Given exercise 1. In the records, edit the part that opens with the line containing "battery-indicator: 29 — [465, 36, 499, 54]" and closes with the line containing "alarm-row[interactable]: 15:30 アラーム、毎日", replacing "toggle-knob" with "switch-knob" and leaving everything else unchanged. Give only those lines.

Excerpt.
-- START --

Cond-expand and #ifdef

Written by Gwen Weinholt on 2022-06-09

In the C programming language you can ask the macro preprocessor to keep or remove part of a source file. This is done with #ifdef. The equivalent in Scheme is called cond-expand. R7RS Scheme has two different instances of cond-expand, while R6RS Scheme does not have it all. What does R6RS do instead, and is cond-expand a bad idea?

Use cases

What is #ifdef, an its cousins #if and #ifndef, used for? And why might we want its equivalent in Scheme? There are two major use cases for #ifdef: build-time configuration and portability. The build system will usually have some sort of configuration script that detects what system it’s running on. Usually these scripts also let the user enable or disable features.

Chez Scheme runs on top of a chunk of fairly portable C and uses #ifdef as described:

$ grep -h '^#ifdef' ChezScheme/c/*.[ch] |awk '{print $2}' \
   | sort -u | xargs
ARCHYPERBOLIC ARMV6 BSDI CHAFF CHECK_FOR_ROSETTA CLOCK_HIGHRES
CLOCK_MONOTONIC CLOCK_MONOTONIC_HR CLOCK_PROCESS_CPUTIME_ID
CLOCK_REALTIME CLOCK_REALTIME_HR CLOCK_THREAD_CPUTIME_ID DEBUG
DEFINE_MATHERR DISABLE_CURSES EINTR ENABLE_OBJECT_COUNTS
FEATURE_EXPEDITOR FEATURE_ICONV FEATURE_PTHREADS FEATURE_WINDOWS FLOCK
FLUSHCACHE FunCRepl GETWD HANDLE_SIGWINCH HPUX I386 IEEE_DOUBLE ITEST
KEEPSMALLPUPPIES LIBX11 LITTLE_ENDIAN_IEEE_DOUBLE LOAD_SHARED_OBJECT
LOCKF LOG1P LOOKUP_DYNAMIC MACOSX MAP_32BIT __MINGW32__ MMAP_HEAP
NAN_INCLUDE NO_DIRTY_NEWSPACE_POINTERS NOISY
NO_LOCKED_OLDSPACE_OBJECTS PPC32 PROMPT PTHREADS SA_INTERRUPT
SA_RESTART SAVEDHEAPS segment_t2_bits segment_t3_bits SIGBUS SIGQUIT
SOLARIS SPARC SPARC64 TIOCGWINSZ USE_MBRTOWC_L WIN32 _WIN64 WIPECLEAN
X86_64

Macros like FEATURE_EXPEDITOR turn on and off functionality, while macros like HPUX and I386 are used for portability. So, configuration and portability.

-- END --

Information supplied.
-- START --

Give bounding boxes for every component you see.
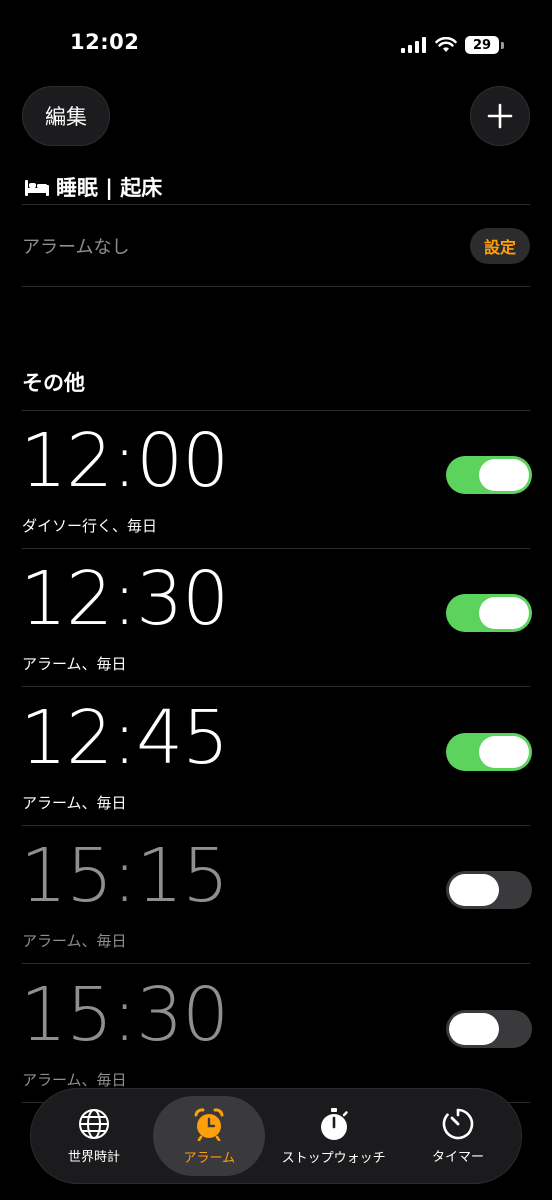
battery-indicator: 29 — [465, 36, 499, 54]
cellular-signal-icon — [401, 37, 426, 53]
alarm-row[interactable]: 15:15 アラーム、毎日 — [0, 827, 552, 965]
toggle-knob — [449, 874, 499, 906]
status-icons: 29 — [401, 32, 504, 58]
alarm-label: アラーム、毎日 — [22, 794, 127, 812]
alarm-row[interactable]: 15:30 アラーム、毎日 — [0, 966, 552, 1104]
alarm-clock-icon — [194, 1107, 224, 1141]
tab-label: タイマー — [431, 1149, 484, 1165]
timer-icon — [442, 1108, 474, 1139]
divider — [22, 686, 530, 687]
tab-alarm[interactable]: アラーム — [153, 1096, 266, 1176]
tab-world-clock[interactable]: 世界時計 — [38, 1096, 150, 1176]
toggle-knob — [479, 459, 529, 491]
alarm-toggle[interactable] — [446, 456, 532, 494]
toggle-knob — [479, 597, 529, 629]
alarm-time: 12:45 — [20, 695, 229, 781]
divider — [22, 410, 530, 411]
alarm-label: ダイソー行く、毎日 — [22, 517, 158, 535]
wifi-icon — [435, 37, 457, 52]
sleep-section-header: 睡眠 | 起床 — [24, 172, 162, 202]
tab-label: ストップウォッチ — [281, 1150, 386, 1166]
divider — [22, 963, 530, 964]
alarm-row[interactable]: 12:45 アラーム、毎日 — [0, 689, 552, 827]
alarm-toggle[interactable] — [446, 1010, 532, 1048]
stopwatch-icon — [320, 1107, 348, 1140]
tab-stopwatch[interactable]: ストップウォッチ — [269, 1096, 399, 1176]
alarm-label: アラーム、毎日 — [22, 1071, 127, 1089]
alarm-label: アラーム、毎日 — [22, 932, 127, 950]
toggle-knob — [449, 1013, 499, 1045]
alarm-time: 15:30 — [20, 972, 229, 1058]
divider — [22, 825, 530, 826]
alarm-toggle[interactable] — [446, 871, 532, 909]
alarm-label: アラーム、毎日 — [22, 655, 127, 673]
add-alarm-button[interactable] — [470, 86, 530, 146]
alarm-row[interactable]: 12:00 ダイソー行く、毎日 — [0, 412, 552, 550]
no-alarm-text: アラームなし — [22, 237, 130, 258]
tab-label: アラーム — [183, 1150, 236, 1166]
sleep-settings-button[interactable]: 設定 — [470, 228, 530, 264]
divider — [22, 204, 530, 205]
edit-button[interactable]: 編集 — [22, 86, 110, 146]
plus-icon — [487, 103, 513, 129]
sleep-section-title: 睡眠 | 起床 — [56, 176, 163, 200]
alarm-row[interactable]: 12:30 アラーム、毎日 — [0, 550, 552, 688]
tab-label: 世界時計 — [67, 1149, 120, 1165]
alarm-time: 12:00 — [20, 418, 229, 504]
globe-icon — [79, 1108, 109, 1139]
toggle-knob — [479, 736, 529, 768]
tab-timer[interactable]: タイマー — [402, 1096, 514, 1176]
alarm-toggle[interactable] — [446, 733, 532, 771]
status-time: 12:02 — [70, 30, 140, 54]
other-section-title: その他 — [22, 371, 85, 395]
battery-nub — [501, 41, 504, 49]
divider — [22, 286, 530, 287]
alarm-time: 12:30 — [20, 556, 229, 642]
alarm-toggle[interactable] — [446, 594, 532, 632]
divider — [22, 548, 530, 549]
alarm-time: 15:15 — [20, 833, 229, 919]
tab-bar: 世界時計 アラーム ストップウォッチ タイマー — [30, 1088, 522, 1184]
bed-icon — [25, 180, 49, 196]
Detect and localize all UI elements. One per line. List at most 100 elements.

-- END --

Given exercise 2. How would you say this sentence from the cond-expand article in Spanish: "Macros like FEATURE_EXPEDITOR turn on and off functionality, while macros like HPUX and I386 are used for portability."?

Exercise solution 1.
battery-indicator: 29 — [465, 36, 499, 54]
cellular-signal-icon — [401, 37, 426, 53]
alarm-row[interactable]: 15:15 アラーム、毎日 — [0, 827, 552, 965]
switch-knob — [449, 874, 499, 906]
status-icons: 29 — [401, 32, 504, 58]
alarm-label: アラーム、毎日 — [22, 794, 127, 812]
alarm-row[interactable]: 15:30 アラーム、毎日 — [0, 966, 552, 1104]

Exercise solution 2. Las macros como FEATURE_EXPEDITOR activan y desactivan funcionalidades, mientras que las macros como HPUX e I386 se usan para la portabilidad.